Short problem:
What is needed is an exact repeat of the lines from the line containing "Output the text content of this document." through the final line of the entries below, and nothing else.

Input rows:

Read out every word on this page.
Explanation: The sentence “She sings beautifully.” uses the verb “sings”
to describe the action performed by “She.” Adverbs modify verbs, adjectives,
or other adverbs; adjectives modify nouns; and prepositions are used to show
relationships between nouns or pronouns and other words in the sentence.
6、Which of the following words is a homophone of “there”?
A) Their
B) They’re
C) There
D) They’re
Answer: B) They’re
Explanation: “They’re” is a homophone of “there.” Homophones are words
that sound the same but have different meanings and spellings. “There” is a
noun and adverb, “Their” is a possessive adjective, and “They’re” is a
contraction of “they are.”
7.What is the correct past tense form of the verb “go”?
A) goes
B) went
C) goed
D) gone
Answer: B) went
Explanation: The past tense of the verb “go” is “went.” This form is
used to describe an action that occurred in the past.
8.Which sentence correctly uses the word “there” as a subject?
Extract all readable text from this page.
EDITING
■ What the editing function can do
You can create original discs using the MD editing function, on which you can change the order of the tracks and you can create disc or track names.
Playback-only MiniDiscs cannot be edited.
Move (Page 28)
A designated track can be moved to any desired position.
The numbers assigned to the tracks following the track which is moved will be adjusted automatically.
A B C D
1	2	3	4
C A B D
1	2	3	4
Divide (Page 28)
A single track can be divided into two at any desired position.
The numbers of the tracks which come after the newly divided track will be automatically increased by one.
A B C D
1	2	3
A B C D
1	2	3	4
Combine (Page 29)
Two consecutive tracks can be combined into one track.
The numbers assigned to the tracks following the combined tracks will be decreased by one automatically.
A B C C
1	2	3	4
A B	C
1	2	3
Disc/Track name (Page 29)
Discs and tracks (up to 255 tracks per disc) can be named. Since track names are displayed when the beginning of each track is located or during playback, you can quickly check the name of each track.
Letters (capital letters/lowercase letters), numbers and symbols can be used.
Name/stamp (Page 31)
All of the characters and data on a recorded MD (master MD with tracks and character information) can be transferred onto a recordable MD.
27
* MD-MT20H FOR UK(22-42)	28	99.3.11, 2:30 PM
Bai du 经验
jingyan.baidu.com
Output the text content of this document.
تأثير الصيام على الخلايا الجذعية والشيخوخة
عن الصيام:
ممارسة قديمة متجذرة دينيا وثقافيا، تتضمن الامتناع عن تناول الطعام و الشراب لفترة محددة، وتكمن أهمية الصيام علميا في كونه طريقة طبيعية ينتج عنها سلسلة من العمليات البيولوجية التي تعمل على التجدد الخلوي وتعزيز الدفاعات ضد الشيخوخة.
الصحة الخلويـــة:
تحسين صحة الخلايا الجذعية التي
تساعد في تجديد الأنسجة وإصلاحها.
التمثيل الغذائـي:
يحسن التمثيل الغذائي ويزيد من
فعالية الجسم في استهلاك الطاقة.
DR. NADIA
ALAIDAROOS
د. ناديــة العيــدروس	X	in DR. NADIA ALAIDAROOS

Response below:
Output the text content of this document.
تأثير الصيام على الخلايا الجذعية والشيخوخة
عن الصيام:
ممارسة قديمة متجذرة دينيا وثقافيا، تتضمن الامتناع عن تناول الطعام و الشراب لفترة محددة، وتكمن أهمية الصيام علميا في كونه طريقة طبيعية ينتج عنها سلسلة من العمليات البيولوجية التي تعمل على التجدد الخلوي وتعزيز الدفاعات ضد الشيخوخة.
الصحة الخلويـــة:
تحسين صحة الخلايا الجذعية التي
تساعد في تجديد الأنسجة وإصلاحها.
التمثيل الغذائـي:
يحسن التمثيل الغذائي ويزيد من
فعالية الجسم في استهلاك الطاقة.
DR. NADIA
ALAIDAROOS
د. ناديــة العيــدروس	X	in DR. NADIA ALAIDAROOS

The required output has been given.